Figure dataset records:
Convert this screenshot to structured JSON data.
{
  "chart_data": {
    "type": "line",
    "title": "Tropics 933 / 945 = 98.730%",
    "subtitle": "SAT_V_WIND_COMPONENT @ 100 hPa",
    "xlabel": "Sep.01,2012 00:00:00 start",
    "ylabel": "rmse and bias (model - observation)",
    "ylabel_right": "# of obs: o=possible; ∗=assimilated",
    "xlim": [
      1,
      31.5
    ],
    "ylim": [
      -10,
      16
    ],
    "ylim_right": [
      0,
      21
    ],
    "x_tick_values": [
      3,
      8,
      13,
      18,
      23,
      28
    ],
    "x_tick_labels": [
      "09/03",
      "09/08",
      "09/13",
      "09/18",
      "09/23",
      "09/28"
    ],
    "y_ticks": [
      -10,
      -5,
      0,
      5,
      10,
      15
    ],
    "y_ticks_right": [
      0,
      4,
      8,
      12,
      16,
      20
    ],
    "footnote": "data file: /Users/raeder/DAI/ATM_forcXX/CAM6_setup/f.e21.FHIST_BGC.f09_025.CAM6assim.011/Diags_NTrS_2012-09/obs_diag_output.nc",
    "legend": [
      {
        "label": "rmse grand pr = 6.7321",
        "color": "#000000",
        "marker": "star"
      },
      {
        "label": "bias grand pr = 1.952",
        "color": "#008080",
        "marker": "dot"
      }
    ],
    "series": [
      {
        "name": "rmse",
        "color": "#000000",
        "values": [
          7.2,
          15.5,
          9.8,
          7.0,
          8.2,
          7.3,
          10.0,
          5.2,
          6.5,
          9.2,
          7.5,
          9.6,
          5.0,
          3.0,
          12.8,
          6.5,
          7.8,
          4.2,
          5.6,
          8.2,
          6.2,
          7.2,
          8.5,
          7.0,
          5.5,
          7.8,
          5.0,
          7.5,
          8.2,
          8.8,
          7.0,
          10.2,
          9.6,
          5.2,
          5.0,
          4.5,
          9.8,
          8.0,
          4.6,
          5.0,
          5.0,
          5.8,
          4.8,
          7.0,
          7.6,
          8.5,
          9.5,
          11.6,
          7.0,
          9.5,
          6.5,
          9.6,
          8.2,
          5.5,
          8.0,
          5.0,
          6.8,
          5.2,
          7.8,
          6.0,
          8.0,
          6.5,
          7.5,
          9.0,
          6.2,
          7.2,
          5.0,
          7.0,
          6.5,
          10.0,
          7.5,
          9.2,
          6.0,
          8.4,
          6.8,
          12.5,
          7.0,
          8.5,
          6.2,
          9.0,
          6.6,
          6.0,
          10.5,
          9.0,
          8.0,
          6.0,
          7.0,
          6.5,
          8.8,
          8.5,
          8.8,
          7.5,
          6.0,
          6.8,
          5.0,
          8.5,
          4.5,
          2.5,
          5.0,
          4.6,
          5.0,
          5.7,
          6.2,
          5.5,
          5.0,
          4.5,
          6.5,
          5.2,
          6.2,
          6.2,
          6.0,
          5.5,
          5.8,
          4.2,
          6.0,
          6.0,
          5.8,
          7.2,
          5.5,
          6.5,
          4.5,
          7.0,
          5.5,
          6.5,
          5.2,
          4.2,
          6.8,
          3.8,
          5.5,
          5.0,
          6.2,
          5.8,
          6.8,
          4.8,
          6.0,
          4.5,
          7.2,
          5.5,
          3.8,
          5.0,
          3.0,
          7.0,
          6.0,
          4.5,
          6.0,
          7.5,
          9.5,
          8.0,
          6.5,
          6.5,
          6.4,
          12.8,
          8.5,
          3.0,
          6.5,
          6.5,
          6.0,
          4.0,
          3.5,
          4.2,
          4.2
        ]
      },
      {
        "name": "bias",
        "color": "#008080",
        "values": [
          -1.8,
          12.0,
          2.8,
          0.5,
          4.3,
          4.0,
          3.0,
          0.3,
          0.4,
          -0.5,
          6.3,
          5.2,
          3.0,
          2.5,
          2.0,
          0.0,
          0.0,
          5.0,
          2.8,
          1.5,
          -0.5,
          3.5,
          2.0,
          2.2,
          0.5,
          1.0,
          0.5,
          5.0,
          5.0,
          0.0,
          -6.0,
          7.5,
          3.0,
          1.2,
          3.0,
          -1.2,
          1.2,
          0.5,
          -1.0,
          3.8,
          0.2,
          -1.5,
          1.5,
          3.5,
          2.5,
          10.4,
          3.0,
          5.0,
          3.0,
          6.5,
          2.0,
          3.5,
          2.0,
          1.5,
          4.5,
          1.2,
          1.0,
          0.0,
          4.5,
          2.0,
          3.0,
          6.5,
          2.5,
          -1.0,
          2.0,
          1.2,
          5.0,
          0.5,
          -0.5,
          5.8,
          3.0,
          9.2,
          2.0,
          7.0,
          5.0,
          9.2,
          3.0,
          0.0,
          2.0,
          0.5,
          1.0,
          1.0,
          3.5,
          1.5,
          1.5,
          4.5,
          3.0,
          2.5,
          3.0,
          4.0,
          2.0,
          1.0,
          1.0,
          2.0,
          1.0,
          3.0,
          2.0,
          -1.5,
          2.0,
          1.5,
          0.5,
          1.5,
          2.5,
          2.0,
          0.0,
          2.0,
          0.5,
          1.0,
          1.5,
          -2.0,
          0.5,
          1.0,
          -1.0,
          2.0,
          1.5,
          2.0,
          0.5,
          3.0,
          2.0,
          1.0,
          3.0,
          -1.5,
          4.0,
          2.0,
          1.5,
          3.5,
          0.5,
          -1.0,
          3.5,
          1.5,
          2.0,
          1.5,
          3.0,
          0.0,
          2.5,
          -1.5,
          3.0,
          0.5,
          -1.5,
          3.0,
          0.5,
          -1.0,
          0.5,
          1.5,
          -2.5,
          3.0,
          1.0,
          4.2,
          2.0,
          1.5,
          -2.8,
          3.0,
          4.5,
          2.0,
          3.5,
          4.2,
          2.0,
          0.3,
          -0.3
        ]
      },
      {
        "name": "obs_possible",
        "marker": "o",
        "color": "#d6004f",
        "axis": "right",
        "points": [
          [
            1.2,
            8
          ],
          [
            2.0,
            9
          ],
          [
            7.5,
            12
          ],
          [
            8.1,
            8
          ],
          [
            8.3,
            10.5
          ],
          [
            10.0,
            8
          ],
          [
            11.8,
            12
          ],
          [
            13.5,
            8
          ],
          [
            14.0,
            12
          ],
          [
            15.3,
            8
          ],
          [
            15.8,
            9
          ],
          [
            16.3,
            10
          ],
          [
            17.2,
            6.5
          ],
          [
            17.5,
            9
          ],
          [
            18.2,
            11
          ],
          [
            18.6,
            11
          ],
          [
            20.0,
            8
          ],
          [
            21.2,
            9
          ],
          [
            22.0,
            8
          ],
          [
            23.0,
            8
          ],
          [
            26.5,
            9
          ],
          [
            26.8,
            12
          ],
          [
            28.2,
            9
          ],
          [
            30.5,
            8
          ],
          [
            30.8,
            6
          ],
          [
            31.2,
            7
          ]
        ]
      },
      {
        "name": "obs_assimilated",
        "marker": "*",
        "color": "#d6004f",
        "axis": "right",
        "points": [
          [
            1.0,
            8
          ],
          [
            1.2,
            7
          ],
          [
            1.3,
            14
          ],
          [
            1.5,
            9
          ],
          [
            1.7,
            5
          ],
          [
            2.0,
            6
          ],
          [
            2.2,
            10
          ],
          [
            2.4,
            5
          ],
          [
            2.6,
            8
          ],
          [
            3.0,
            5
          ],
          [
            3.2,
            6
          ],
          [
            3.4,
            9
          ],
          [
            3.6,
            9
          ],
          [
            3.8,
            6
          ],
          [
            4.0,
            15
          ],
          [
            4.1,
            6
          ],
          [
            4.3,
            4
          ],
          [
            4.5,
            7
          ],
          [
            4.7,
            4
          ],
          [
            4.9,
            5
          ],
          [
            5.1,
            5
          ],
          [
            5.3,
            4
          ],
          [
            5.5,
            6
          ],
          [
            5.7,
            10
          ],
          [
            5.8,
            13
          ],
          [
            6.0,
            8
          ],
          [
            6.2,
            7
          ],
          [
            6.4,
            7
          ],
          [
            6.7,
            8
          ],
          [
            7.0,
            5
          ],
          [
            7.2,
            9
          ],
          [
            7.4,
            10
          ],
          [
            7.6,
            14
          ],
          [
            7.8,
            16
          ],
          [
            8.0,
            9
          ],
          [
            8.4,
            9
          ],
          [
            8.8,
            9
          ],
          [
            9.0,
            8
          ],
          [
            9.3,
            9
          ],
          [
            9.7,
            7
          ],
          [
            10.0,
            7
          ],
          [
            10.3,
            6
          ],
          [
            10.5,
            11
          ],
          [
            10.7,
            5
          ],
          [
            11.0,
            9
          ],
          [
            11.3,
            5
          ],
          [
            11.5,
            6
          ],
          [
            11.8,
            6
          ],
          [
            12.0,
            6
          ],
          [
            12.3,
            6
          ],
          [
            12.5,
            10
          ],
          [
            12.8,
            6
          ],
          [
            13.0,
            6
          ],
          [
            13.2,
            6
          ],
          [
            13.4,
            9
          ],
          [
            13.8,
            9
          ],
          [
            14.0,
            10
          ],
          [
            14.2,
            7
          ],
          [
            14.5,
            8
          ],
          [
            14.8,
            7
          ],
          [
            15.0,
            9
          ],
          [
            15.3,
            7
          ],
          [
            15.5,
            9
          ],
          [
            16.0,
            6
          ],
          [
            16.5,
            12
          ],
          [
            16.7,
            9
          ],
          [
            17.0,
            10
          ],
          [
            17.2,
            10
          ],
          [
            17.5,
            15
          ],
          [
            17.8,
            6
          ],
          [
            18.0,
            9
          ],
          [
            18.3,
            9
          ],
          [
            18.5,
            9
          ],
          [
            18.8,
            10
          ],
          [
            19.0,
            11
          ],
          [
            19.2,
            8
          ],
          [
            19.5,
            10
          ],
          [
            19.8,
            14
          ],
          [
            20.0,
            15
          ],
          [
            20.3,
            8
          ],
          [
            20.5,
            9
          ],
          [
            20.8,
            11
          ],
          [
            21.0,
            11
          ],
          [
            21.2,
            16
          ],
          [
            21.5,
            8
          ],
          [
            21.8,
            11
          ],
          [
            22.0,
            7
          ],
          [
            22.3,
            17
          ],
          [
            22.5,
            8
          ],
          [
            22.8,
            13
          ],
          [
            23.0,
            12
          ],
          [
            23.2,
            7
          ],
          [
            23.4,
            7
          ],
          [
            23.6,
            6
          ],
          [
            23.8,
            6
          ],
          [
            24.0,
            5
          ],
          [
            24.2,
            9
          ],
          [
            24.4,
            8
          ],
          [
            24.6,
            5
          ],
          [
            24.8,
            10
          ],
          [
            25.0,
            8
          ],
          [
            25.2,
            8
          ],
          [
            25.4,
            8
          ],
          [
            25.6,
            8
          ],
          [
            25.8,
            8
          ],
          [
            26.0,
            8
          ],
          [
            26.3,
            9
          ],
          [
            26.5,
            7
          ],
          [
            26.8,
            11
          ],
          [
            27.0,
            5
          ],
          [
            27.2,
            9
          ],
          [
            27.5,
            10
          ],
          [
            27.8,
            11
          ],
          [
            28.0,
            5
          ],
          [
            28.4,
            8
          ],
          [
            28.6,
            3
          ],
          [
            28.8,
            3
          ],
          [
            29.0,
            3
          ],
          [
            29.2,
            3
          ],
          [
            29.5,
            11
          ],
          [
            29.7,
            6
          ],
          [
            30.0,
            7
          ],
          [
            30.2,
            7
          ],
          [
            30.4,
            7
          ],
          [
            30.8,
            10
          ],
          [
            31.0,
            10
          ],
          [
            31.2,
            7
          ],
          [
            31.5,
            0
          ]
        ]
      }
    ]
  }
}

→ The exercise
Identify the lines above that contain the word "bias", then copy them.

→ Exercise solution
    "ylabel": "rmse and bias (model - observation)",
        "label": "bias grand pr = 1.952",
        "name": "bias",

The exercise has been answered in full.